### Entries from a visual dataset:
★ ★ ★ ★ ★ ★ ★
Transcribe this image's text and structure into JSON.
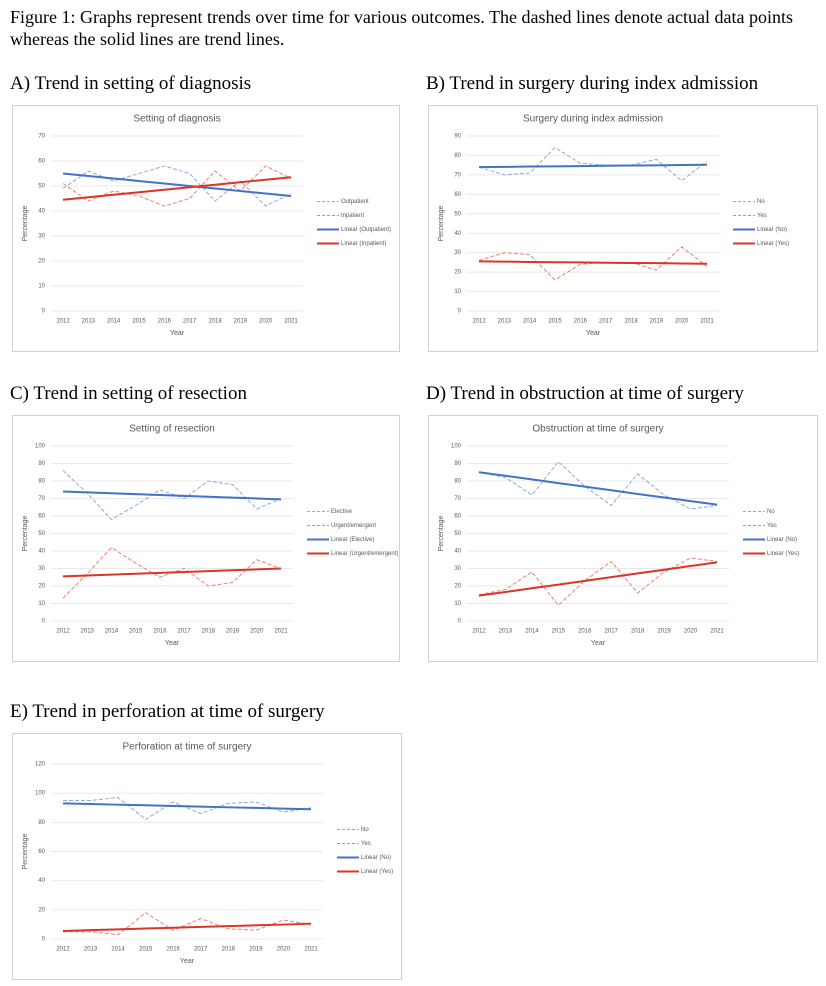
{
  "caption": "Figure 1: Graphs represent trends over time for various outcomes. The dashed lines denote actual data points whereas the solid lines are trend lines.",
  "chart_data": [
    {
      "type": "line",
      "heading": "A) Trend in setting of diagnosis",
      "title": "Setting of diagnosis",
      "xlabel": "Year",
      "ylabel": "Percentage",
      "categories": [
        "2012",
        "2013",
        "2014",
        "2015",
        "2016",
        "2017",
        "2018",
        "2019",
        "2020",
        "2021"
      ],
      "ylim": [
        0,
        70
      ],
      "yticks": [
        0,
        10,
        20,
        30,
        40,
        50,
        60,
        70
      ],
      "grid": true,
      "series": [
        {
          "name": "Outpatient",
          "color": "#8fa9db",
          "dashed": true,
          "values": [
            49,
            56,
            52,
            55,
            58,
            55,
            44,
            52,
            42,
            47
          ]
        },
        {
          "name": "Inpatient",
          "color": "#e8836b",
          "dashed": true,
          "values": [
            51,
            44,
            48,
            46,
            42,
            45,
            56,
            48,
            58,
            53
          ]
        },
        {
          "name": "Linear (Outpatient)",
          "color": "#4472c4",
          "dashed": false,
          "values": [
            55,
            54,
            53,
            52,
            51,
            50,
            49,
            48,
            47,
            46
          ]
        },
        {
          "name": "Linear (Inpatient)",
          "color": "#d9352a",
          "dashed": false,
          "values": [
            44.5,
            45.5,
            46.5,
            47.5,
            48.5,
            49.5,
            50.5,
            51.5,
            52.5,
            53.5
          ]
        }
      ]
    },
    {
      "type": "line",
      "heading": "B) Trend in surgery during index admission",
      "title": "Surgery during index admission",
      "xlabel": "Year",
      "ylabel": "Percentage",
      "categories": [
        "2012",
        "2013",
        "2014",
        "2015",
        "2016",
        "2017",
        "2018",
        "2019",
        "2020",
        "2021"
      ],
      "ylim": [
        0,
        90
      ],
      "yticks": [
        0,
        10,
        20,
        30,
        40,
        50,
        60,
        70,
        80,
        90
      ],
      "grid": true,
      "series": [
        {
          "name": "No",
          "color": "#8fa9db",
          "dashed": true,
          "values": [
            74,
            70,
            71,
            84,
            76,
            75,
            75,
            78,
            67,
            77
          ]
        },
        {
          "name": "Yes",
          "color": "#e8836b",
          "dashed": true,
          "values": [
            26,
            30,
            29,
            16,
            24,
            25,
            25,
            21,
            33,
            23
          ]
        },
        {
          "name": "Linear (No)",
          "color": "#4472c4",
          "dashed": false,
          "values": [
            74,
            74.1,
            74.3,
            74.4,
            74.5,
            74.7,
            74.8,
            74.9,
            75.1,
            75.2
          ]
        },
        {
          "name": "Linear (Yes)",
          "color": "#d9352a",
          "dashed": false,
          "values": [
            25.5,
            25.4,
            25.2,
            25.1,
            25,
            24.8,
            24.7,
            24.6,
            24.4,
            24.3
          ]
        }
      ]
    },
    {
      "type": "line",
      "heading": "C) Trend in setting of resection",
      "title": "Setting of resection",
      "xlabel": "Year",
      "ylabel": "Percentage",
      "categories": [
        "2012",
        "2013",
        "2014",
        "2015",
        "2016",
        "2017",
        "2018",
        "2019",
        "2020",
        "2021"
      ],
      "ylim": [
        0,
        100
      ],
      "yticks": [
        0,
        10,
        20,
        30,
        40,
        50,
        60,
        70,
        80,
        90,
        100
      ],
      "grid": true,
      "series": [
        {
          "name": "Elective",
          "color": "#8fa9db",
          "dashed": true,
          "values": [
            86,
            73,
            58,
            66,
            75,
            70,
            80,
            78,
            64,
            70
          ]
        },
        {
          "name": "Urgent/emergent",
          "color": "#e8836b",
          "dashed": true,
          "values": [
            13,
            27,
            42,
            33,
            25,
            30,
            20,
            22,
            35,
            30
          ]
        },
        {
          "name": "Linear (Elective)",
          "color": "#4472c4",
          "dashed": false,
          "values": [
            74,
            73.5,
            73,
            72.5,
            72,
            71.5,
            71,
            70.5,
            70,
            69.5
          ]
        },
        {
          "name": "Linear (Urgent/emergent)",
          "color": "#d9352a",
          "dashed": false,
          "values": [
            25.5,
            26,
            26.5,
            27,
            27.5,
            28,
            28.5,
            29,
            29.5,
            30
          ]
        }
      ]
    },
    {
      "type": "line",
      "heading": "D) Trend in obstruction at time of surgery",
      "title": "Obstruction at time of surgery",
      "xlabel": "Year",
      "ylabel": "Percentage",
      "categories": [
        "2012",
        "2013",
        "2014",
        "2015",
        "2016",
        "2017",
        "2018",
        "2019",
        "2020",
        "2021"
      ],
      "ylim": [
        0,
        100
      ],
      "yticks": [
        0,
        10,
        20,
        30,
        40,
        50,
        60,
        70,
        80,
        90,
        100
      ],
      "grid": true,
      "series": [
        {
          "name": "No",
          "color": "#8fa9db",
          "dashed": true,
          "values": [
            85,
            82,
            72,
            91,
            77,
            66,
            84,
            72,
            64,
            66
          ]
        },
        {
          "name": "Yes",
          "color": "#e8836b",
          "dashed": true,
          "values": [
            15,
            18,
            28,
            9,
            23,
            34,
            16,
            28,
            36,
            34
          ]
        },
        {
          "name": "Linear (No)",
          "color": "#4472c4",
          "dashed": false,
          "values": [
            85,
            83,
            80.9,
            78.8,
            76.8,
            74.7,
            72.6,
            70.6,
            68.5,
            66.5
          ]
        },
        {
          "name": "Linear (Yes)",
          "color": "#d9352a",
          "dashed": false,
          "values": [
            14.5,
            16.6,
            18.7,
            20.8,
            22.9,
            25.1,
            27.2,
            29.3,
            31.4,
            33.5
          ]
        }
      ]
    },
    {
      "type": "line",
      "heading": "E) Trend in perforation at time of surgery",
      "title": "Perforation at time of surgery",
      "xlabel": "Year",
      "ylabel": "Percentage",
      "categories": [
        "2012",
        "2013",
        "2014",
        "2015",
        "2016",
        "2017",
        "2018",
        "2019",
        "2020",
        "2021"
      ],
      "ylim": [
        0,
        120
      ],
      "yticks": [
        0,
        20,
        40,
        60,
        80,
        100,
        120
      ],
      "grid": true,
      "series": [
        {
          "name": "No",
          "color": "#8fa9db",
          "dashed": true,
          "values": [
            95,
            95,
            97,
            82,
            94,
            86,
            93,
            94,
            87,
            90
          ]
        },
        {
          "name": "Yes",
          "color": "#e8836b",
          "dashed": true,
          "values": [
            5,
            5,
            3,
            18,
            6,
            14,
            7,
            6,
            13,
            10
          ]
        },
        {
          "name": "Linear (No)",
          "color": "#4472c4",
          "dashed": false,
          "values": [
            93,
            92.6,
            92.1,
            91.7,
            91.2,
            90.8,
            90.3,
            89.9,
            89.4,
            89
          ]
        },
        {
          "name": "Linear (Yes)",
          "color": "#d9352a",
          "dashed": false,
          "values": [
            5.5,
            6.1,
            6.6,
            7.2,
            7.7,
            8.3,
            8.8,
            9.4,
            9.9,
            10.5
          ]
        }
      ]
    }
  ]
}
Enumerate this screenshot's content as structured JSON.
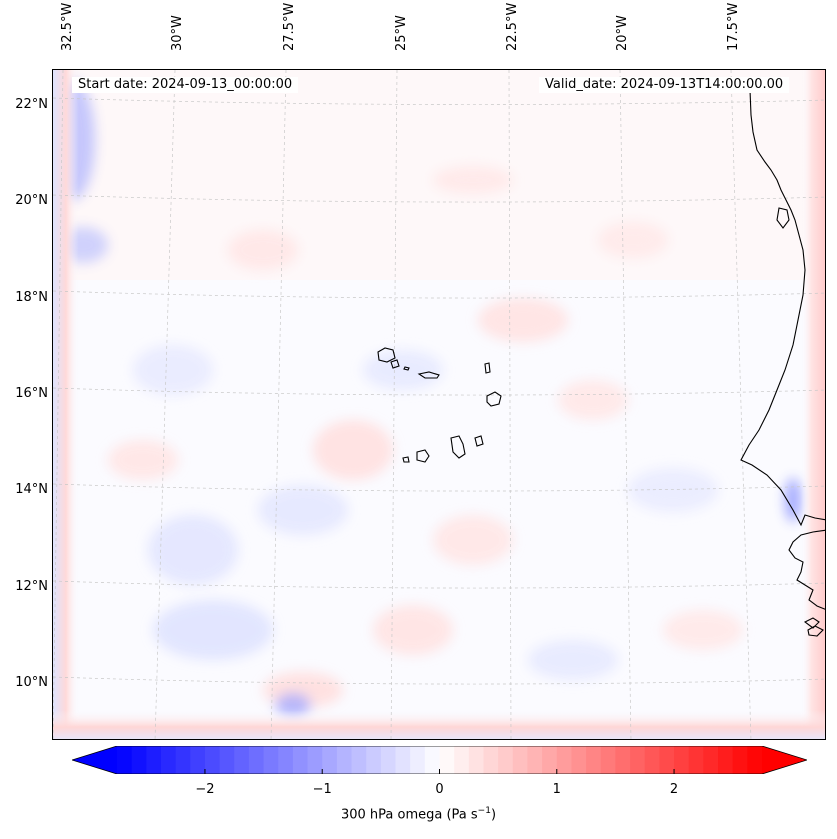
{
  "map": {
    "start_date": "Start date: 2024-09-13_00:00:00",
    "valid_date": "Valid_date: 2024-09-13T14:00:00.00",
    "lon_labels": [
      "32.5°W",
      "30°W",
      "27.5°W",
      "25°W",
      "22.5°W",
      "20°W",
      "17.5°W"
    ],
    "lat_labels": [
      "22°N",
      "20°N",
      "18°N",
      "16°N",
      "14°N",
      "12°N",
      "10°N"
    ],
    "colors": {
      "negative": "#0000ff",
      "zero": "#ffffff",
      "positive": "#ff0000",
      "coast": "#000000",
      "grid": "#bbbbbb"
    }
  },
  "colorbar": {
    "label_prefix": "300 hPa omega (Pa s",
    "label_exp": "−1",
    "label_suffix": ")",
    "ticks": [
      "−2",
      "−1",
      "0",
      "1",
      "2"
    ],
    "range": [
      -2.75,
      2.75
    ],
    "tick_values": [
      -2,
      -1,
      0,
      1,
      2
    ]
  }
}
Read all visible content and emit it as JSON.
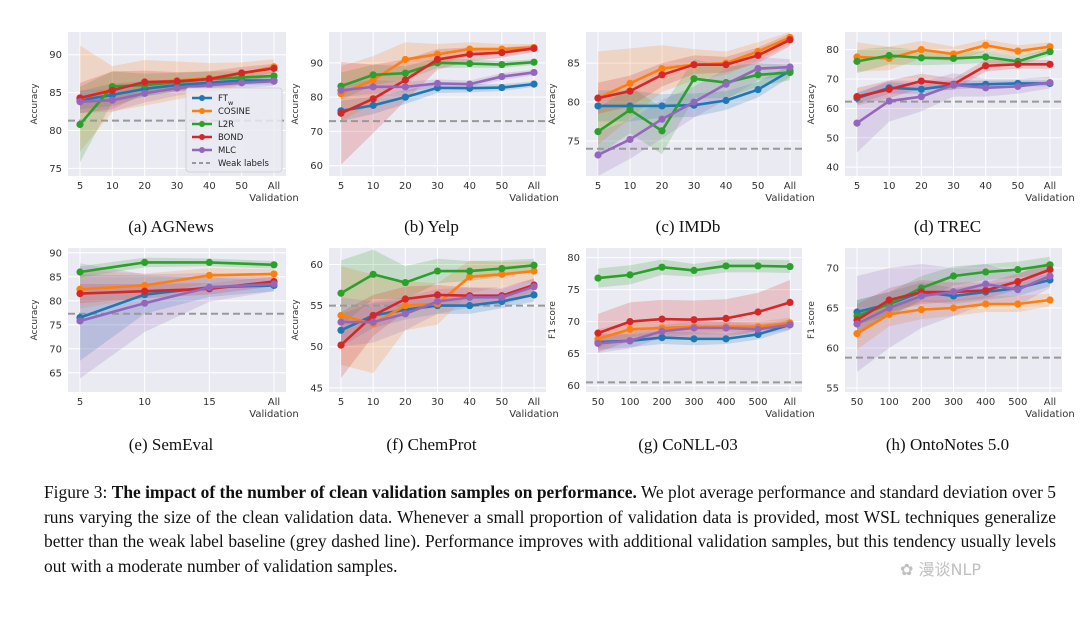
★ ★ ★ ★ ★ ★ ★
### Your objective:
Identify which lines contain the word "Outpatient" and copy each one.

### Solved problem:
          "name": "Outpatient",
          "name": "Linear (Outpatient)",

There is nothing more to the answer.